__GOAL OF THE EXERCISE__
Pick out each line with the word "name" from the material that follows.
· · · · · · ·
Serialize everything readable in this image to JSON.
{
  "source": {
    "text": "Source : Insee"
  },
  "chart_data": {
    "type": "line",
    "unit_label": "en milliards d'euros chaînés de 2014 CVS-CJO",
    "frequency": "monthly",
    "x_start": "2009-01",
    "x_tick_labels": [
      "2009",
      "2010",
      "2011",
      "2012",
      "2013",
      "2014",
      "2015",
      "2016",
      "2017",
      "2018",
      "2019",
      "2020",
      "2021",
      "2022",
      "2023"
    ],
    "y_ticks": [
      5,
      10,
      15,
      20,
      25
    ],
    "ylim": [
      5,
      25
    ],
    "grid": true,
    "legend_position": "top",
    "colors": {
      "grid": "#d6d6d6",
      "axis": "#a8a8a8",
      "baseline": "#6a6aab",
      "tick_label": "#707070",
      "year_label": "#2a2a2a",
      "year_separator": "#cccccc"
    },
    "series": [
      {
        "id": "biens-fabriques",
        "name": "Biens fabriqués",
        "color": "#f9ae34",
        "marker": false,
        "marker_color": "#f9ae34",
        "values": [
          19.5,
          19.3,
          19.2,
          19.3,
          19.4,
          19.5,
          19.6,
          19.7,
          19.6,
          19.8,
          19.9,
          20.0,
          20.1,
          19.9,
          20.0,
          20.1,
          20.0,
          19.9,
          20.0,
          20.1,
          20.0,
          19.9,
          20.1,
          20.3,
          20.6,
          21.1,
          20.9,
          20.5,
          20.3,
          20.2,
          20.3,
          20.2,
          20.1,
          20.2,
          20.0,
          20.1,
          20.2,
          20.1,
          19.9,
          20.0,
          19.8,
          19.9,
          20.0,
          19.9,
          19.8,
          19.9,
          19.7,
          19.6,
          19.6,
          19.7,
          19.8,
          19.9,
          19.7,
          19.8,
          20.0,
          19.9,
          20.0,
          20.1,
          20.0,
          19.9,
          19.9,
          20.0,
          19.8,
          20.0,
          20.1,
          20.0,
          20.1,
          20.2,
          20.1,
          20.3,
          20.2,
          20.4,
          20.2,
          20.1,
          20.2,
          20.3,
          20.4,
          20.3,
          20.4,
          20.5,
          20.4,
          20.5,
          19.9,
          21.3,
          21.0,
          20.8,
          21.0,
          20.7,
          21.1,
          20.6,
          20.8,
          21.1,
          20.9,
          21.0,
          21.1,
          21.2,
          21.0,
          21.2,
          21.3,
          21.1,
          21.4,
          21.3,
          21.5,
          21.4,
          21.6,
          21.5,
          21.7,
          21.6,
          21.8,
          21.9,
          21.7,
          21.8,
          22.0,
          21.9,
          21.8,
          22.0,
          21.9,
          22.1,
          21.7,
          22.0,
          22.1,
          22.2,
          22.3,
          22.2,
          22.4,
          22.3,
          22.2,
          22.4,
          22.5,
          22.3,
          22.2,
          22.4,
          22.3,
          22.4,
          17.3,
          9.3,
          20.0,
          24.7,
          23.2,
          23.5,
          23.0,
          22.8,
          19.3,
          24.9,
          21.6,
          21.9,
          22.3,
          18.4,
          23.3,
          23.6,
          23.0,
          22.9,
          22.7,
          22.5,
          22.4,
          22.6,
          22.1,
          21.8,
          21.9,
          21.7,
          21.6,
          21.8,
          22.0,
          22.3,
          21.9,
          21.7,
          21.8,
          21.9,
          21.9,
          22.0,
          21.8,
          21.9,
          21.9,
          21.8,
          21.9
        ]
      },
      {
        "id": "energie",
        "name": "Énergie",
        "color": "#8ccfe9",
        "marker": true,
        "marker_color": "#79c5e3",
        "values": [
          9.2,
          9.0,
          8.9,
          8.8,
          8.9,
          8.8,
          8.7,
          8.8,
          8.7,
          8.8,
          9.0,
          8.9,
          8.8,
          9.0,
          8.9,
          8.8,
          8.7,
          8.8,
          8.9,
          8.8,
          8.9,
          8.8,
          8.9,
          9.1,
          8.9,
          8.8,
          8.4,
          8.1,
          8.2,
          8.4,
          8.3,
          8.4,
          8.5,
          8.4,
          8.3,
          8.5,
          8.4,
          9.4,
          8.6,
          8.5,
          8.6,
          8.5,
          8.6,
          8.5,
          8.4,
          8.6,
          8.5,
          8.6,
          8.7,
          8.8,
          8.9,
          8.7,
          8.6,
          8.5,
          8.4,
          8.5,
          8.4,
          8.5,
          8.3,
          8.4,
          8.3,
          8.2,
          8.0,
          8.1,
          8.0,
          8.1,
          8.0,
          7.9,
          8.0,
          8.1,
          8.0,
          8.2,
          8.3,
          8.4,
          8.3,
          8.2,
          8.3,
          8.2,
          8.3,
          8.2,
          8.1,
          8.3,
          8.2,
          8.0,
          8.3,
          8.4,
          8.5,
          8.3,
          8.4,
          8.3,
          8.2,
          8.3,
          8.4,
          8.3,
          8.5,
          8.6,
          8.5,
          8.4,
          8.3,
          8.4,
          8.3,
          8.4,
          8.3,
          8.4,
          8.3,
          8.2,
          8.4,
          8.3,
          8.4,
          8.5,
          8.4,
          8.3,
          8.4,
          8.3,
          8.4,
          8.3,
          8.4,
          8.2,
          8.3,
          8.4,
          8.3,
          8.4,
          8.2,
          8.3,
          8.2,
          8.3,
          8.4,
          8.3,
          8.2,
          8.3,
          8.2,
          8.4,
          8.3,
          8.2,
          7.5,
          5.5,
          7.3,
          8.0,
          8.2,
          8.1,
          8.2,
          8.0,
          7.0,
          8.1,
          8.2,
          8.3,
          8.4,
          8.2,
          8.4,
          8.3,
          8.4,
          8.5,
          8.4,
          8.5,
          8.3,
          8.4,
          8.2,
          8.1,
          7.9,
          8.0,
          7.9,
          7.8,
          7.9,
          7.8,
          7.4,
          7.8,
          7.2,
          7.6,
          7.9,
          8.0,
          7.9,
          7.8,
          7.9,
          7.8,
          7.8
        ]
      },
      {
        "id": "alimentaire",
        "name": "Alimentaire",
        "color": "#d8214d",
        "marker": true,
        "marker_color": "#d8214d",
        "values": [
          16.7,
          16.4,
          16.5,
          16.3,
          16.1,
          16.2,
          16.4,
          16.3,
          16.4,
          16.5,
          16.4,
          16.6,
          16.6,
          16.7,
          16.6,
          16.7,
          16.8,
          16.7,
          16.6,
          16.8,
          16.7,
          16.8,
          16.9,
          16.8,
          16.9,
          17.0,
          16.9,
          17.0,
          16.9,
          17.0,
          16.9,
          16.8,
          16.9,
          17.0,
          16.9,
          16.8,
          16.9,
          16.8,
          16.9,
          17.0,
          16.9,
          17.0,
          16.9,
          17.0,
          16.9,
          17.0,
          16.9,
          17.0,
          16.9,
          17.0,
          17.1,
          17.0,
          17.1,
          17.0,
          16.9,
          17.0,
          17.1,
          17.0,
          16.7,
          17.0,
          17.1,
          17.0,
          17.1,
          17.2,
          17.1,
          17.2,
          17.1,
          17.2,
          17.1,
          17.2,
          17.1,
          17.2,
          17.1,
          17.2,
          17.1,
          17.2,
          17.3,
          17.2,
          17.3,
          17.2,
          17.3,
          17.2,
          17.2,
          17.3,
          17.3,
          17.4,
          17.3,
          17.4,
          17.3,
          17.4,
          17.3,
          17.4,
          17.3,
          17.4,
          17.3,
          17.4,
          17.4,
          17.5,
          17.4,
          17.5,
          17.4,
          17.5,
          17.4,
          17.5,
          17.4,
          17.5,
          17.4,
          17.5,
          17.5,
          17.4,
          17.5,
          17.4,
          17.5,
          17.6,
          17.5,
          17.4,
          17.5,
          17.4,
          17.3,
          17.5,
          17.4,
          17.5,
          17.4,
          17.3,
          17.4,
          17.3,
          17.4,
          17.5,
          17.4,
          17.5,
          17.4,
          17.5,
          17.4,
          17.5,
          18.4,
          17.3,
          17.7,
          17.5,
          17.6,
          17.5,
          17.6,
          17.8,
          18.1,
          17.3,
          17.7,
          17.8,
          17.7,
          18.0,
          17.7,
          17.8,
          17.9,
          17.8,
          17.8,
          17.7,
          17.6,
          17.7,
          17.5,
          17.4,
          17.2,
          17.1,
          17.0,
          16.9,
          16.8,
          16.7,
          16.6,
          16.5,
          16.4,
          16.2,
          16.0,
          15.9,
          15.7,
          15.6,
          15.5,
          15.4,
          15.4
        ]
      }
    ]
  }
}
· · · · · · ·
__CORRECT OUTPUT__
        "name": "Biens fabriqués",
        "name": "Énergie",
        "name": "Alimentaire",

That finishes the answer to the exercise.